### What to produce
Drop every picture and give the entries back exactly.
[BEGIN Entries shown]
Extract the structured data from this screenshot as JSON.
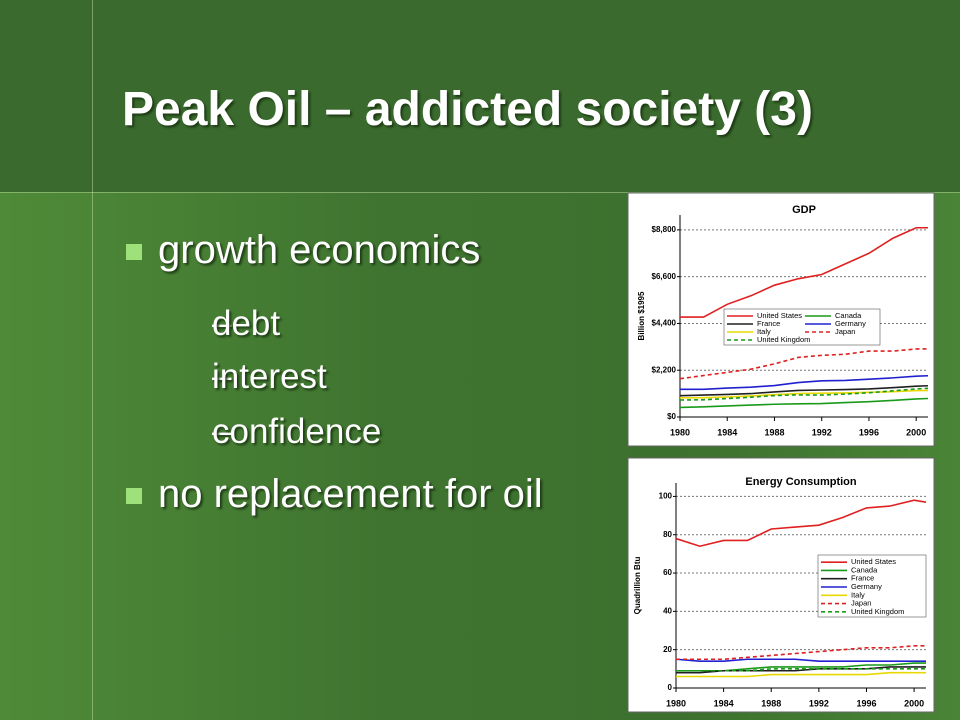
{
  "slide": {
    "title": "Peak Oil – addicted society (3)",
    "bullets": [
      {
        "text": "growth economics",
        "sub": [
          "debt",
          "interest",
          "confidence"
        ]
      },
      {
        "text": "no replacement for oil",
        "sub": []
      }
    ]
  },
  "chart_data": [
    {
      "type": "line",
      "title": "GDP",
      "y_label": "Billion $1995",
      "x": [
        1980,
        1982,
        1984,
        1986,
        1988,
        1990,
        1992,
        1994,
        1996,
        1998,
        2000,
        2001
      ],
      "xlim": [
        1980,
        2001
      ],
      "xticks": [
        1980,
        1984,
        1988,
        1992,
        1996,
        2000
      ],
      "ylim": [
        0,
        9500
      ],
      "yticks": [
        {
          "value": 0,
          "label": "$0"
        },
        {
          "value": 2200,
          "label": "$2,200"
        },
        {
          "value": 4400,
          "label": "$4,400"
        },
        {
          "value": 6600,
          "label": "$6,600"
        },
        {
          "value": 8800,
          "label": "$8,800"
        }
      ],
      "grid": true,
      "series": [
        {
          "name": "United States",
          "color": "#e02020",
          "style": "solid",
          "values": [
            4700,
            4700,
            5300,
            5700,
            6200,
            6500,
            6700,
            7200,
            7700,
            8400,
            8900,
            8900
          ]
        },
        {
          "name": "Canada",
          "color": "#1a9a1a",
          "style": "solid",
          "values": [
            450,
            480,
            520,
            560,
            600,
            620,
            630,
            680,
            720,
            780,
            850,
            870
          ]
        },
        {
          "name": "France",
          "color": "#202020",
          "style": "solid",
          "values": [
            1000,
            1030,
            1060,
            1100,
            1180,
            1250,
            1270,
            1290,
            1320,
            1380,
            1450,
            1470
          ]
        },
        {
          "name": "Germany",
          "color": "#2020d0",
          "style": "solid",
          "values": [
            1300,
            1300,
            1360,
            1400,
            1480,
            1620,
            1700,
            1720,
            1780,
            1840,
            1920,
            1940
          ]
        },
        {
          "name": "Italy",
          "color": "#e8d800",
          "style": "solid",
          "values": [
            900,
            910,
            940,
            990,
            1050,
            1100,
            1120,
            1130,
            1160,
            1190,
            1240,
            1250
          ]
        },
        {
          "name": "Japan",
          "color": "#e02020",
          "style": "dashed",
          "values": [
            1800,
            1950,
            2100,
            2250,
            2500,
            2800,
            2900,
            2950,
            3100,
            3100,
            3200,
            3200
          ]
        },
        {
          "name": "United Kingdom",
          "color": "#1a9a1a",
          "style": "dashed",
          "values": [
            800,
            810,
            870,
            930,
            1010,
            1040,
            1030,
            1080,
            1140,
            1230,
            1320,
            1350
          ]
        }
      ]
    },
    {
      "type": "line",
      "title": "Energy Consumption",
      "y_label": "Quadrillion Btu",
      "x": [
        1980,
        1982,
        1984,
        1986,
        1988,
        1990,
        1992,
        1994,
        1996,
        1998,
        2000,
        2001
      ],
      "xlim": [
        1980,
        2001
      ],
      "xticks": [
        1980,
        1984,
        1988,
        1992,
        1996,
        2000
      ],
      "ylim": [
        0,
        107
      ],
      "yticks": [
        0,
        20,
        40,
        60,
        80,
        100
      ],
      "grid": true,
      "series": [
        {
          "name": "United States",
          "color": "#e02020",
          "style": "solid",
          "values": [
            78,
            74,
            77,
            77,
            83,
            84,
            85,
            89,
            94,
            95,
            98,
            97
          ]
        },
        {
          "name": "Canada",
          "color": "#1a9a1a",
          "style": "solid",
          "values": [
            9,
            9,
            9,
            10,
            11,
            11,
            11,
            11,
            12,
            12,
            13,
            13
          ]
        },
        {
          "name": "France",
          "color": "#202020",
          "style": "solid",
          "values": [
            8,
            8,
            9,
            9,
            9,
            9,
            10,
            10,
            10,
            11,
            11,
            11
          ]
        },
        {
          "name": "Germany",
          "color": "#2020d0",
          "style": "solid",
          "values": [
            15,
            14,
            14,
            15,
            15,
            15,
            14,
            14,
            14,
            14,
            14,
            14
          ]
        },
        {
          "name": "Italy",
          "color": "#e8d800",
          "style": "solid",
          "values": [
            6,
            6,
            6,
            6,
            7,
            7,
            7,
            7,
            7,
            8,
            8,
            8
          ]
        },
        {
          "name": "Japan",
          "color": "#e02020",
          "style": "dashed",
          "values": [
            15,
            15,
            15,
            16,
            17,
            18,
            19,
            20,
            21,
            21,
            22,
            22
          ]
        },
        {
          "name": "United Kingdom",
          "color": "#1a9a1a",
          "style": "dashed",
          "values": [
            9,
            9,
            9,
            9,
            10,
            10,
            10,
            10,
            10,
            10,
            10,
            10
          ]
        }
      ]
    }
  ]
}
[END Entries shown]
### Solution to this exercise
Extract the structured data from this screenshot as JSON.
{
  "slide": {
    "title": "Peak Oil – addicted society (3)",
    "bullets": [
      {
        "text": "growth economics",
        "sub": [
          "debt",
          "interest",
          "confidence"
        ]
      },
      {
        "text": "no replacement for oil",
        "sub": []
      }
    ]
  },
  "chart_data": [
    {
      "type": "line",
      "title": "GDP",
      "y_label": "Billion $1995",
      "x": [
        1980,
        1982,
        1984,
        1986,
        1988,
        1990,
        1992,
        1994,
        1996,
        1998,
        2000,
        2001
      ],
      "xlim": [
        1980,
        2001
      ],
      "xticks": [
        1980,
        1984,
        1988,
        1992,
        1996,
        2000
      ],
      "ylim": [
        0,
        9500
      ],
      "yticks": [
        {
          "value": 0,
          "label": "$0"
        },
        {
          "value": 2200,
          "label": "$2,200"
        },
        {
          "value": 4400,
          "label": "$4,400"
        },
        {
          "value": 6600,
          "label": "$6,600"
        },
        {
          "value": 8800,
          "label": "$8,800"
        }
      ],
      "grid": true,
      "series": [
        {
          "name": "United States",
          "color": "#e02020",
          "style": "solid",
          "values": [
            4700,
            4700,
            5300,
            5700,
            6200,
            6500,
            6700,
            7200,
            7700,
            8400,
            8900,
            8900
          ]
        },
        {
          "name": "Canada",
          "color": "#1a9a1a",
          "style": "solid",
          "values": [
            450,
            480,
            520,
            560,
            600,
            620,
            630,
            680,
            720,
            780,
            850,
            870
          ]
        },
        {
          "name": "France",
          "color": "#202020",
          "style": "solid",
          "values": [
            1000,
            1030,
            1060,
            1100,
            1180,
            1250,
            1270,
            1290,
            1320,
            1380,
            1450,
            1470
          ]
        },
        {
          "name": "Germany",
          "color": "#2020d0",
          "style": "solid",
          "values": [
            1300,
            1300,
            1360,
            1400,
            1480,
            1620,
            1700,
            1720,
            1780,
            1840,
            1920,
            1940
          ]
        },
        {
          "name": "Italy",
          "color": "#e8d800",
          "style": "solid",
          "values": [
            900,
            910,
            940,
            990,
            1050,
            1100,
            1120,
            1130,
            1160,
            1190,
            1240,
            1250
          ]
        },
        {
          "name": "Japan",
          "color": "#e02020",
          "style": "dashed",
          "values": [
            1800,
            1950,
            2100,
            2250,
            2500,
            2800,
            2900,
            2950,
            3100,
            3100,
            3200,
            3200
          ]
        },
        {
          "name": "United Kingdom",
          "color": "#1a9a1a",
          "style": "dashed",
          "values": [
            800,
            810,
            870,
            930,
            1010,
            1040,
            1030,
            1080,
            1140,
            1230,
            1320,
            1350
          ]
        }
      ]
    },
    {
      "type": "line",
      "title": "Energy Consumption",
      "y_label": "Quadrillion Btu",
      "x": [
        1980,
        1982,
        1984,
        1986,
        1988,
        1990,
        1992,
        1994,
        1996,
        1998,
        2000,
        2001
      ],
      "xlim": [
        1980,
        2001
      ],
      "xticks": [
        1980,
        1984,
        1988,
        1992,
        1996,
        2000
      ],
      "ylim": [
        0,
        107
      ],
      "yticks": [
        0,
        20,
        40,
        60,
        80,
        100
      ],
      "grid": true,
      "series": [
        {
          "name": "United States",
          "color": "#e02020",
          "style": "solid",
          "values": [
            78,
            74,
            77,
            77,
            83,
            84,
            85,
            89,
            94,
            95,
            98,
            97
          ]
        },
        {
          "name": "Canada",
          "color": "#1a9a1a",
          "style": "solid",
          "values": [
            9,
            9,
            9,
            10,
            11,
            11,
            11,
            11,
            12,
            12,
            13,
            13
          ]
        },
        {
          "name": "France",
          "color": "#202020",
          "style": "solid",
          "values": [
            8,
            8,
            9,
            9,
            9,
            9,
            10,
            10,
            10,
            11,
            11,
            11
          ]
        },
        {
          "name": "Germany",
          "color": "#2020d0",
          "style": "solid",
          "values": [
            15,
            14,
            14,
            15,
            15,
            15,
            14,
            14,
            14,
            14,
            14,
            14
          ]
        },
        {
          "name": "Italy",
          "color": "#e8d800",
          "style": "solid",
          "values": [
            6,
            6,
            6,
            6,
            7,
            7,
            7,
            7,
            7,
            8,
            8,
            8
          ]
        },
        {
          "name": "Japan",
          "color": "#e02020",
          "style": "dashed",
          "values": [
            15,
            15,
            15,
            16,
            17,
            18,
            19,
            20,
            21,
            21,
            22,
            22
          ]
        },
        {
          "name": "United Kingdom",
          "color": "#1a9a1a",
          "style": "dashed",
          "values": [
            9,
            9,
            9,
            9,
            10,
            10,
            10,
            10,
            10,
            10,
            10,
            10
          ]
        }
      ]
    }
  ]
}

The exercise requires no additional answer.